# start of MATERIAL PROVIDED

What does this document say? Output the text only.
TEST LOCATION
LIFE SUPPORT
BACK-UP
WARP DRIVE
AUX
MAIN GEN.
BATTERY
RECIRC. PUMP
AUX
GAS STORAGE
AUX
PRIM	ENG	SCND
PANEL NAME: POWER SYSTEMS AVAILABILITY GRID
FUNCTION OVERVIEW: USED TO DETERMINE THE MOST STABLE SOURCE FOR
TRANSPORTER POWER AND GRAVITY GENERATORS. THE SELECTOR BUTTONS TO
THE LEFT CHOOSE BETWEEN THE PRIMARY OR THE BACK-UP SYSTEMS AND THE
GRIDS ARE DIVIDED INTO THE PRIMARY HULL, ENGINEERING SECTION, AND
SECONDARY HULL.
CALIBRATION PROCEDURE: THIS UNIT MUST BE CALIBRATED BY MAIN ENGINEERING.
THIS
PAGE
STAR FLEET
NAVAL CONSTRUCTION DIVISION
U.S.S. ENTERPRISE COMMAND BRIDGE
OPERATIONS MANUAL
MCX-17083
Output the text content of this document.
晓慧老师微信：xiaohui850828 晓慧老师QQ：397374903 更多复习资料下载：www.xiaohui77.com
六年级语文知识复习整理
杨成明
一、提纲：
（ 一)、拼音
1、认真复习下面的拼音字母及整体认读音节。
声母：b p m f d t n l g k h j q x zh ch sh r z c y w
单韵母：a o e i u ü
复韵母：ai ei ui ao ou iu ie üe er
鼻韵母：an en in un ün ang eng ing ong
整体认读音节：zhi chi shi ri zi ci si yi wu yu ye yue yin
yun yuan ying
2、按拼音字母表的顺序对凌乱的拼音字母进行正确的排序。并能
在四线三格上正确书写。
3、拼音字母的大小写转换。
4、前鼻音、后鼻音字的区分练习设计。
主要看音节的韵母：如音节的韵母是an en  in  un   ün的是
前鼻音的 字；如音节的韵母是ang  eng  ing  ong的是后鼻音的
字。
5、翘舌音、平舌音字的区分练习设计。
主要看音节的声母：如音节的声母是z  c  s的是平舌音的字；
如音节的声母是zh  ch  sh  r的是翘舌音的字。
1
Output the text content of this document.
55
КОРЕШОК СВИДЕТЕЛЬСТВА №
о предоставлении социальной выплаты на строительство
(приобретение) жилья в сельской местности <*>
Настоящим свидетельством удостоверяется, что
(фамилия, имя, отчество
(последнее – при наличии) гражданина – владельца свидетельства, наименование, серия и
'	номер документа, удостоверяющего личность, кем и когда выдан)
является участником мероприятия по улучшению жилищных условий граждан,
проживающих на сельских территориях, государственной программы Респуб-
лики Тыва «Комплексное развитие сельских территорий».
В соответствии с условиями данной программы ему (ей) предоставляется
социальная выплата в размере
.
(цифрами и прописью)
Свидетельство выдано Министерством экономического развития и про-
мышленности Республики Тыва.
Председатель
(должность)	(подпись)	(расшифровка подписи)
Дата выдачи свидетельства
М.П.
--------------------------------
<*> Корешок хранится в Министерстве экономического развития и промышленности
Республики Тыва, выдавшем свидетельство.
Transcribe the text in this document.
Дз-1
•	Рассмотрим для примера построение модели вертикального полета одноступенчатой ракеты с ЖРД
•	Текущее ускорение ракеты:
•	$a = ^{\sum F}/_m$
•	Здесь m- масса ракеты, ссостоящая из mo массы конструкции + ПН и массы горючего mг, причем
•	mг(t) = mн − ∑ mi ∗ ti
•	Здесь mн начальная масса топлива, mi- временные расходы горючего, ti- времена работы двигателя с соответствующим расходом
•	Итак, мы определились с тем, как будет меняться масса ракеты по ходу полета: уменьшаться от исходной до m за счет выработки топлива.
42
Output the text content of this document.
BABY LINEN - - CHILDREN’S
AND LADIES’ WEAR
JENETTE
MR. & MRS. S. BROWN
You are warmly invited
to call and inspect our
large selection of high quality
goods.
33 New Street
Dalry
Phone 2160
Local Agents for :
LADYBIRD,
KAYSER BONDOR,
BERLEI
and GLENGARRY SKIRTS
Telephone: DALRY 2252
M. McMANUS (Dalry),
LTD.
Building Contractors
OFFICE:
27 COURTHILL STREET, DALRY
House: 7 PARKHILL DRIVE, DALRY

# end of MATERIAL PROVIDED

# [DO THIS]
Find the word "ENGINEERING" in the material, then list each line that holds it.

# [SOLUTION TO THE EXERCISE]
GRIDS ARE DIVIDED INTO THE PRIMARY HULL, ENGINEERING SECTION, AND
CALIBRATION PROCEDURE: THIS UNIT MUST BE CALIBRATED BY MAIN ENGINEERING.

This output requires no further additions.